-- Start Given records --

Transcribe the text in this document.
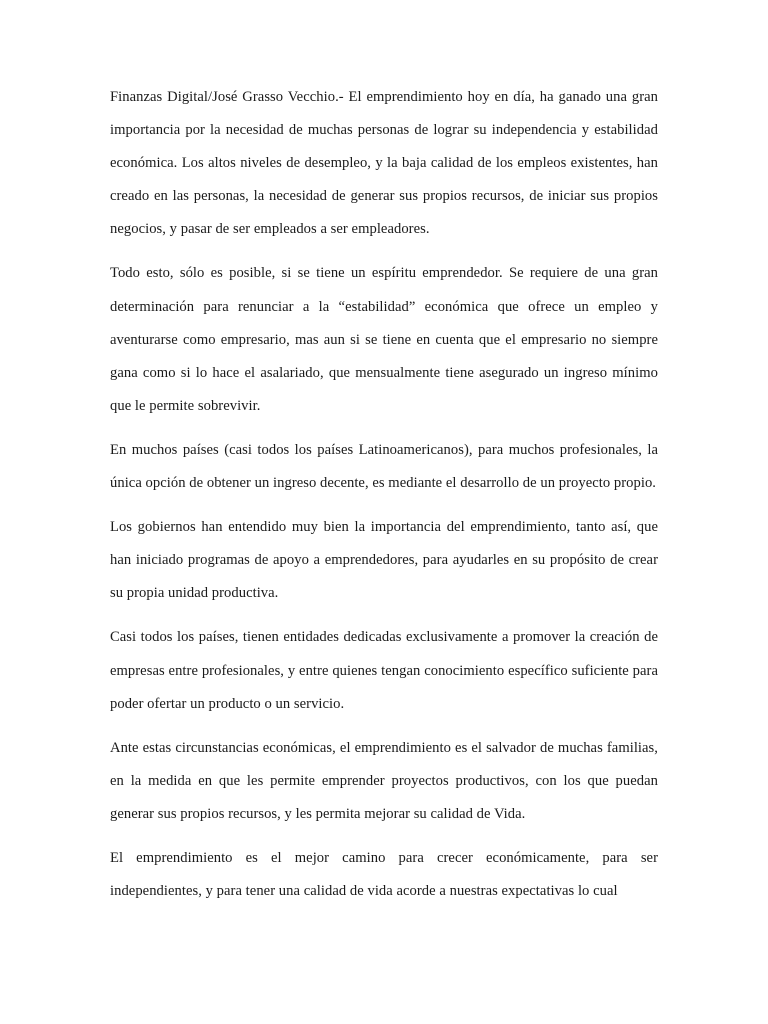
Finanzas Digital/José Grasso Vecchio.- El emprendimiento hoy en día, ha ganado una gran importancia por la necesidad de muchas personas de lograr su independencia y estabilidad económica. Los altos niveles de desempleo, y la baja calidad de los empleos existentes, han creado en las personas, la necesidad de generar sus propios recursos, de iniciar sus propios negocios, y pasar de ser empleados a ser empleadores.

Todo esto, sólo es posible, si se tiene un espíritu emprendedor. Se requiere de una gran determinación para renunciar a la “estabilidad” económica que ofrece un empleo y aventurarse como empresario, mas aun si se tiene en cuenta que el empresario no siempre gana como si lo hace el asalariado, que mensualmente tiene asegurado un ingreso mínimo que le permite sobrevivir.

En muchos países (casi todos los países Latinoamericanos), para muchos profesionales, la única opción de obtener un ingreso decente, es mediante el desarrollo de un proyecto propio.

Los gobiernos han entendido muy bien la importancia del emprendimiento, tanto así, que han iniciado programas de apoyo a emprendedores, para ayudarles en su propósito de crear su propia unidad productiva.

Casi todos los países, tienen entidades dedicadas exclusivamente a promover la creación de empresas entre profesionales, y entre quienes tengan conocimiento específico suficiente para poder ofertar un producto o un servicio.

Ante estas circunstancias económicas, el emprendimiento es el salvador de muchas familias, en la medida en que les permite emprender proyectos productivos, con los que puedan generar sus propios recursos, y les permita mejorar su calidad de Vida.

El emprendimiento es el mejor camino para crecer económicamente, para ser independientes, y para tener una calidad de vida acorde a nuestras expectativas lo cual
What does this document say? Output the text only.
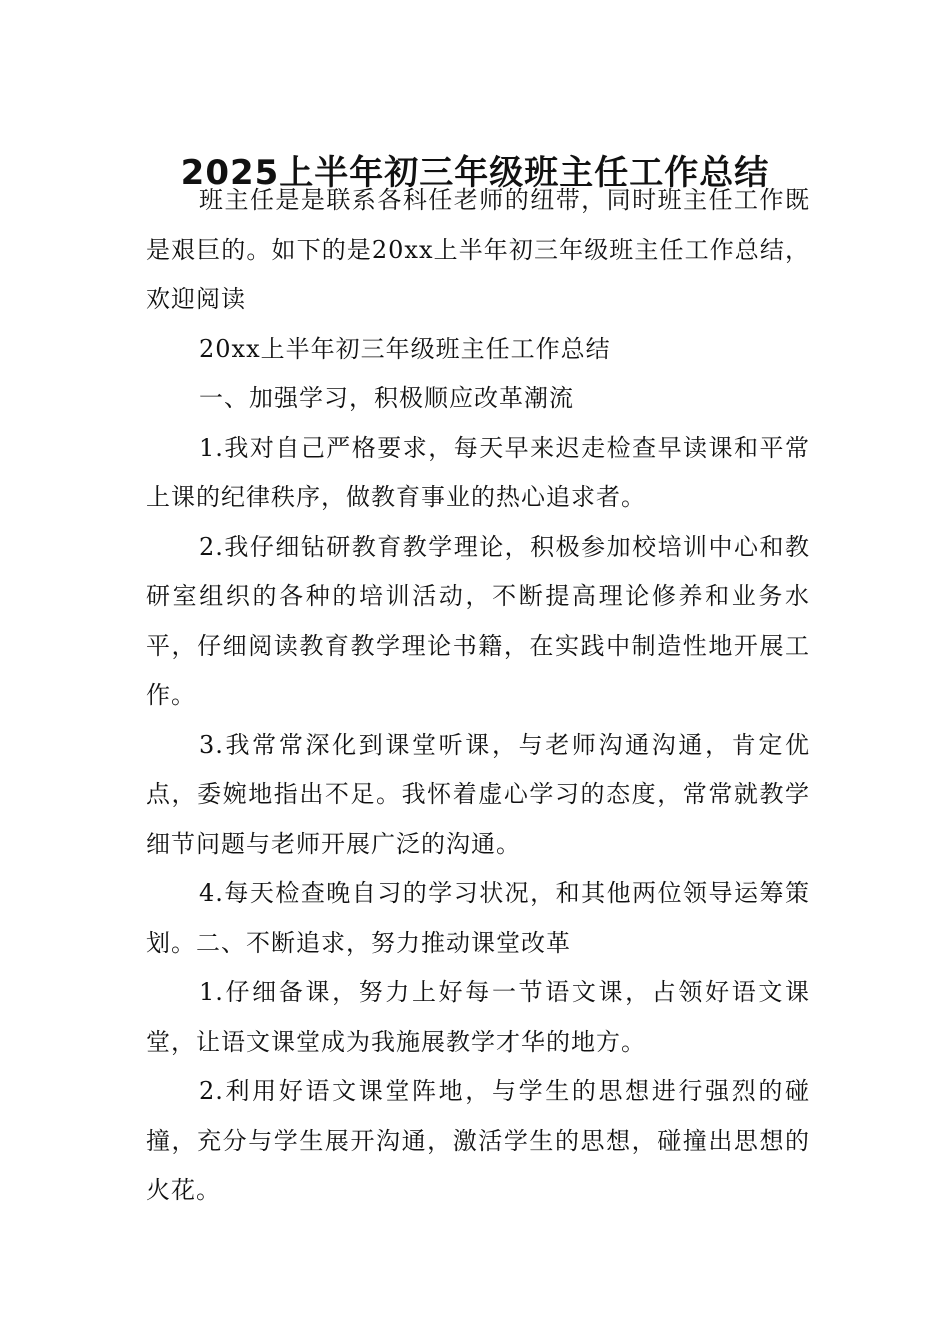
2025上半年初三年级班主任工作总结

班主任是是联系各科任老师的纽带，同时班主任工作既是艰巨的。如下的是20xx上半年初三年级班主任工作总结，欢迎阅读

20xx上半年初三年级班主任工作总结

一、加强学习，积极顺应改革潮流

1.我对自己严格要求，每天早来迟走检查早读课和平常上课的纪律秩序，做教育事业的热心追求者。

2.我仔细钻研教育教学理论，积极参加校培训中心和教研室组织的各种的培训活动，不断提高理论修养和业务水平，仔细阅读教育教学理论书籍，在实践中制造性地开展工作。

3.我常常深化到课堂听课，与老师沟通沟通，肯定优点，委婉地指出不足。我怀着虚心学习的态度，常常就教学细节问题与老师开展广泛的沟通。

4.每天检查晚自习的学习状况，和其他两位领导运筹策划。二、不断追求，努力推动课堂改革

1.仔细备课，努力上好每一节语文课，占领好语文课堂，让语文课堂成为我施展教学才华的地方。

2.利用好语文课堂阵地，与学生的思想进行强烈的碰撞，充分与学生展开沟通，激活学生的思想，碰撞出思想的火花。
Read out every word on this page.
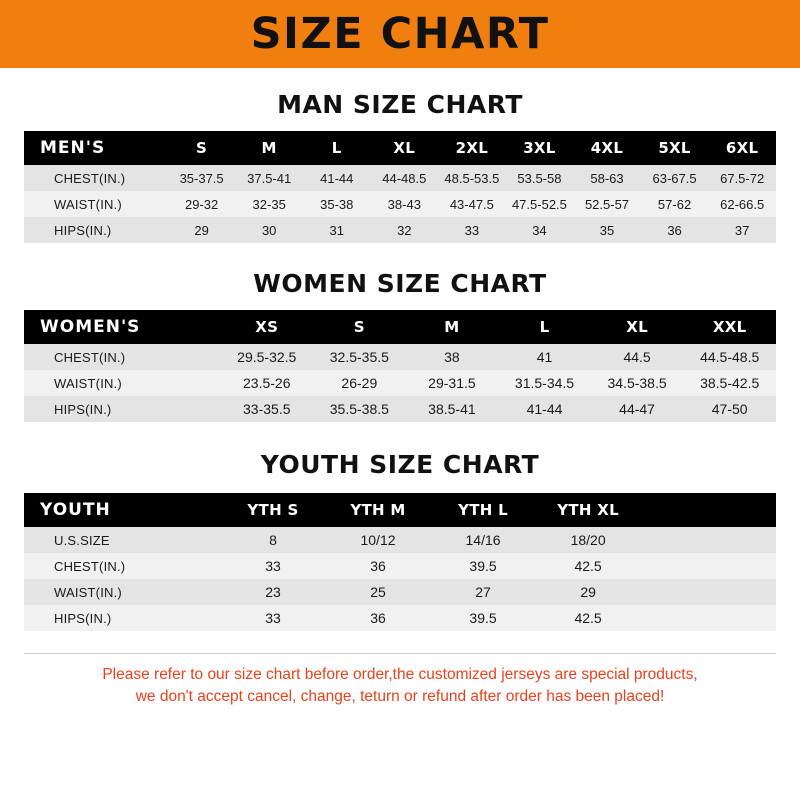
SIZE CHART
MAN SIZE CHART
MEN'S	S	M	L	XL	2XL	3XL	4XL	5XL	6XL
CHEST(IN.)	35-37.5	37.5-41	41-44	44-48.5	48.5-53.5	53.5-58	58-63	63-67.5	67.5-72
WAIST(IN.)	29-32	32-35	35-38	38-43	43-47.5	47.5-52.5	52.5-57	57-62	62-66.5
HIPS(IN.)	29	30	31	32	33	34	35	36	37
WOMEN SIZE CHART
WOMEN'S	XS	S	M	L	XL	XXL
CHEST(IN.)	29.5-32.5	32.5-35.5	38	41	44.5	44.5-48.5
WAIST(IN.)	23.5-26	26-29	29-31.5	31.5-34.5	34.5-38.5	38.5-42.5
HIPS(IN.)	33-35.5	35.5-38.5	38.5-41	41-44	44-47	47-50
YOUTH SIZE CHART
YOUTH	YTH S	YTH M	YTH L	YTH XL	
U.S.SIZE	8	10/12	14/16	18/20	
CHEST(IN.)	33	36	39.5	42.5	
WAIST(IN.)	23	25	27	29	
HIPS(IN.)	33	36	39.5	42.5	
Please refer to our size chart before order,the customized jerseys are special products,
we don't accept cancel, change, teturn or refund after order has been placed!
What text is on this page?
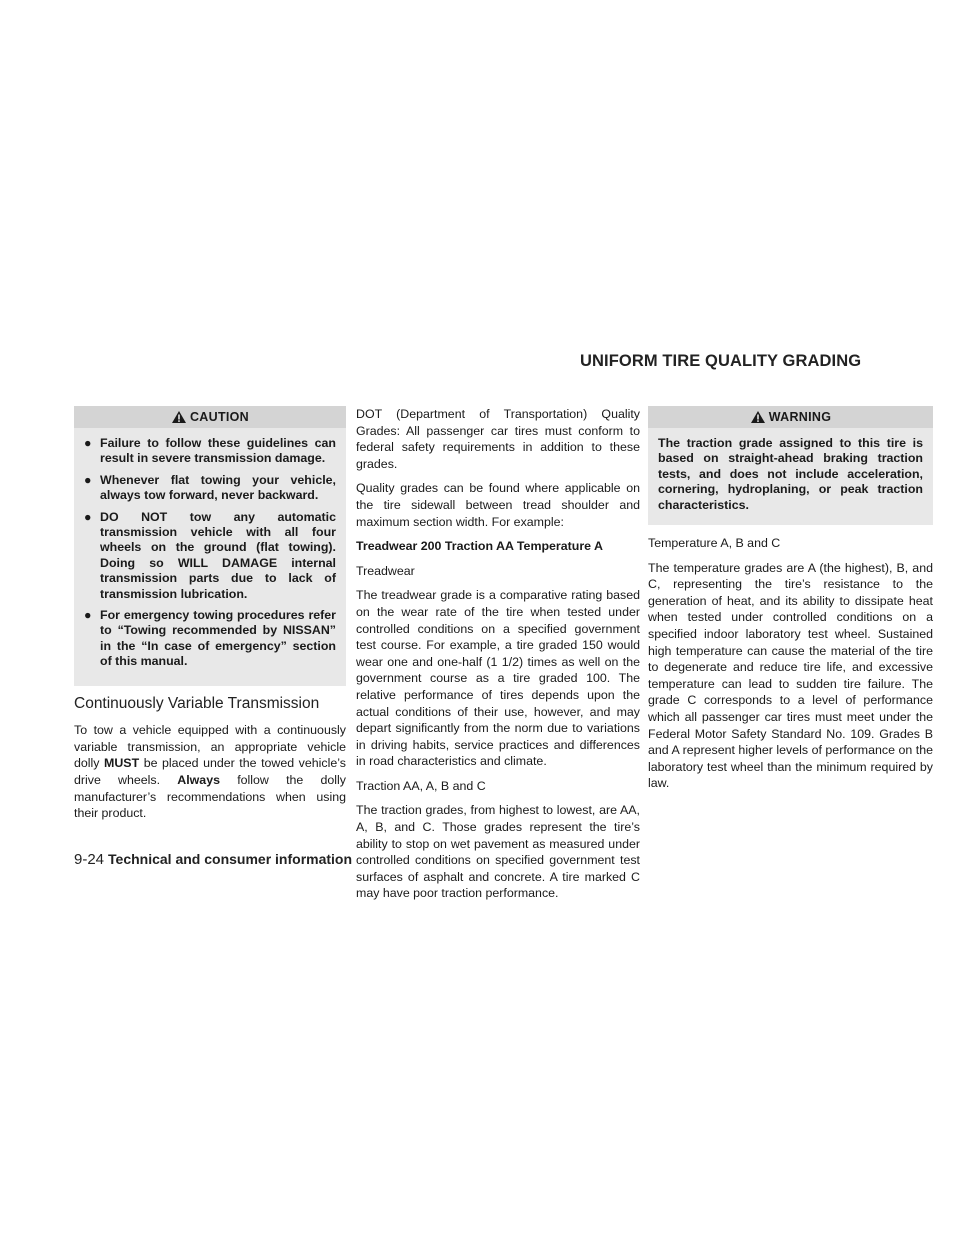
UNIFORM TIRE QUALITY GRADING
CAUTION
● Failure to follow these guidelines can result in severe transmission damage.
● Whenever flat towing your vehicle, always tow forward, never backward.
● DO NOT tow any automatic transmission vehicle with all four wheels on the ground (flat towing). Doing so WILL DAMAGE internal transmission parts due to lack of transmission lubrication.
● For emergency towing procedures refer to “Towing recommended by NISSAN” in the “In case of emergency” section of this manual.
Continuously Variable Transmission

To tow a vehicle equipped with a continuously variable transmission, an appropriate vehicle dolly MUST be placed under the towed vehicle’s drive wheels. Always follow the dolly manufacturer’s recommendations when using their product.

DOT (Department of Transportation) Quality Grades: All passenger car tires must conform to federal safety requirements in addition to these grades.

Quality grades can be found where applicable on the tire sidewall between tread shoulder and maximum section width. For example:

Treadwear 200 Traction AA Temperature A

Treadwear

The treadwear grade is a comparative rating based on the wear rate of the tire when tested under controlled conditions on a specified government test course. For example, a tire graded 150 would wear one and one-half (1 1/2) times as well on the government course as a tire graded 100. The relative performance of tires depends upon the actual conditions of their use, however, and may depart significantly from the norm due to variations in driving habits, service practices and differences in road characteristics and climate.

Traction AA, A, B and C

The traction grades, from highest to lowest, are AA, A, B, and C. Those grades represent the tire’s ability to stop on wet pavement as measured under controlled conditions on specified government test surfaces of asphalt and concrete. A tire marked C may have poor traction performance.

WARNING
The traction grade assigned to this tire is based on straight-ahead braking traction tests, and does not include acceleration, cornering, hydroplaning, or peak traction characteristics.

Temperature A, B and C

The temperature grades are A (the highest), B, and C, representing the tire’s resistance to the generation of heat, and its ability to dissipate heat when tested under controlled conditions on a specified indoor laboratory test wheel. Sustained high temperature can cause the material of the tire to degenerate and reduce tire life, and excessive temperature can lead to sudden tire failure. The grade C corresponds to a level of performance which all passenger car tires must meet under the Federal Motor Safety Standard No. 109. Grades B and A represent higher levels of performance on the laboratory test wheel than the minimum required by law.

9-24 Technical and consumer information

-- End Given records --

To be done – Reproduce all the entries that precede this task, word for word, minus any pictures.

Result –
Transcribe the text in this document.
Finanzas Digital/José Grasso Vecchio.- El emprendimiento hoy en día, ha ganado una gran importancia por la necesidad de muchas personas de lograr su independencia y estabilidad económica. Los altos niveles de desempleo, y la baja calidad de los empleos existentes, han creado en las personas, la necesidad de generar sus propios recursos, de iniciar sus propios negocios, y pasar de ser empleados a ser empleadores.

Todo esto, sólo es posible, si se tiene un espíritu emprendedor. Se requiere de una gran determinación para renunciar a la “estabilidad” económica que ofrece un empleo y aventurarse como empresario, mas aun si se tiene en cuenta que el empresario no siempre gana como si lo hace el asalariado, que mensualmente tiene asegurado un ingreso mínimo que le permite sobrevivir.

En muchos países (casi todos los países Latinoamericanos), para muchos profesionales, la única opción de obtener un ingreso decente, es mediante el desarrollo de un proyecto propio.

Los gobiernos han entendido muy bien la importancia del emprendimiento, tanto así, que han iniciado programas de apoyo a emprendedores, para ayudarles en su propósito de crear su propia unidad productiva.

Casi todos los países, tienen entidades dedicadas exclusivamente a promover la creación de empresas entre profesionales, y entre quienes tengan conocimiento específico suficiente para poder ofertar un producto o un servicio.

Ante estas circunstancias económicas, el emprendimiento es el salvador de muchas familias, en la medida en que les permite emprender proyectos productivos, con los que puedan generar sus propios recursos, y les permita mejorar su calidad de Vida.

El emprendimiento es el mejor camino para crecer económicamente, para ser independientes, y para tener una calidad de vida acorde a nuestras expectativas lo cual
What does this document say? Output the text only.
2025上半年初三年级班主任工作总结

班主任是是联系各科任老师的纽带，同时班主任工作既是艰巨的。如下的是20xx上半年初三年级班主任工作总结，欢迎阅读

20xx上半年初三年级班主任工作总结

一、加强学习，积极顺应改革潮流

1.我对自己严格要求，每天早来迟走检查早读课和平常上课的纪律秩序，做教育事业的热心追求者。

2.我仔细钻研教育教学理论，积极参加校培训中心和教研室组织的各种的培训活动，不断提高理论修养和业务水平，仔细阅读教育教学理论书籍，在实践中制造性地开展工作。

3.我常常深化到课堂听课，与老师沟通沟通，肯定优点，委婉地指出不足。我怀着虚心学习的态度，常常就教学细节问题与老师开展广泛的沟通。

4.每天检查晚自习的学习状况，和其他两位领导运筹策划。二、不断追求，努力推动课堂改革

1.仔细备课，努力上好每一节语文课，占领好语文课堂，让语文课堂成为我施展教学才华的地方。

2.利用好语文课堂阵地，与学生的思想进行强烈的碰撞，充分与学生展开沟通，激活学生的思想，碰撞出思想的火花。
Read out every word on this page.
SIZE CHART
MAN SIZE CHART
MEN'S	S	M	L	XL	2XL	3XL	4XL	5XL	6XL
CHEST(IN.)	35-37.5	37.5-41	41-44	44-48.5	48.5-53.5	53.5-58	58-63	63-67.5	67.5-72
WAIST(IN.)	29-32	32-35	35-38	38-43	43-47.5	47.5-52.5	52.5-57	57-62	62-66.5
HIPS(IN.)	29	30	31	32	33	34	35	36	37
WOMEN SIZE CHART
WOMEN'S	XS	S	M	L	XL	XXL
CHEST(IN.)	29.5-32.5	32.5-35.5	38	41	44.5	44.5-48.5
WAIST(IN.)	23.5-26	26-29	29-31.5	31.5-34.5	34.5-38.5	38.5-42.5
HIPS(IN.)	33-35.5	35.5-38.5	38.5-41	41-44	44-47	47-50
YOUTH SIZE CHART
YOUTH	YTH S	YTH M	YTH L	YTH XL	
U.S.SIZE	8	10/12	14/16	18/20	
CHEST(IN.)	33	36	39.5	42.5	
WAIST(IN.)	23	25	27	29	
HIPS(IN.)	33	36	39.5	42.5	
Please refer to our size chart before order,the customized jerseys are special products,
we don't accept cancel, change, teturn or refund after order has been placed!
What text is on this page?
UNIFORM TIRE QUALITY GRADING
CAUTION
● Failure to follow these guidelines can result in severe transmission damage.
● Whenever flat towing your vehicle, always tow forward, never backward.
● DO NOT tow any automatic transmission vehicle with all four wheels on the ground (flat towing). Doing so WILL DAMAGE internal transmission parts due to lack of transmission lubrication.
● For emergency towing procedures refer to “Towing recommended by NISSAN” in the “In case of emergency” section of this manual.
Continuously Variable Transmission

To tow a vehicle equipped with a continuously variable transmission, an appropriate vehicle dolly MUST be placed under the towed vehicle’s drive wheels. Always follow the dolly manufacturer’s recommendations when using their product.

DOT (Department of Transportation) Quality Grades: All passenger car tires must conform to federal safety requirements in addition to these grades.

Quality grades can be found where applicable on the tire sidewall between tread shoulder and maximum section width. For example:

Treadwear 200 Traction AA Temperature A

Treadwear

The treadwear grade is a comparative rating based on the wear rate of the tire when tested under controlled conditions on a specified government test course. For example, a tire graded 150 would wear one and one-half (1 1/2) times as well on the government course as a tire graded 100. The relative performance of tires depends upon the actual conditions of their use, however, and may depart significantly from the norm due to variations in driving habits, service practices and differences in road characteristics and climate.

Traction AA, A, B and C

The traction grades, from highest to lowest, are AA, A, B, and C. Those grades represent the tire’s ability to stop on wet pavement as measured under controlled conditions on specified government test surfaces of asphalt and concrete. A tire marked C may have poor traction performance.

WARNING
The traction grade assigned to this tire is based on straight-ahead braking traction tests, and does not include acceleration, cornering, hydroplaning, or peak traction characteristics.

Temperature A, B and C

The temperature grades are A (the highest), B, and C, representing the tire’s resistance to the generation of heat, and its ability to dissipate heat when tested under controlled conditions on a specified indoor laboratory test wheel. Sustained high temperature can cause the material of the tire to degenerate and reduce tire life, and excessive temperature can lead to sudden tire failure. The grade C corresponds to a level of performance which all passenger car tires must meet under the Federal Motor Safety Standard No. 109. Grades B and A represent higher levels of performance on the laboratory test wheel than the minimum required by law.

9-24 Technical and consumer information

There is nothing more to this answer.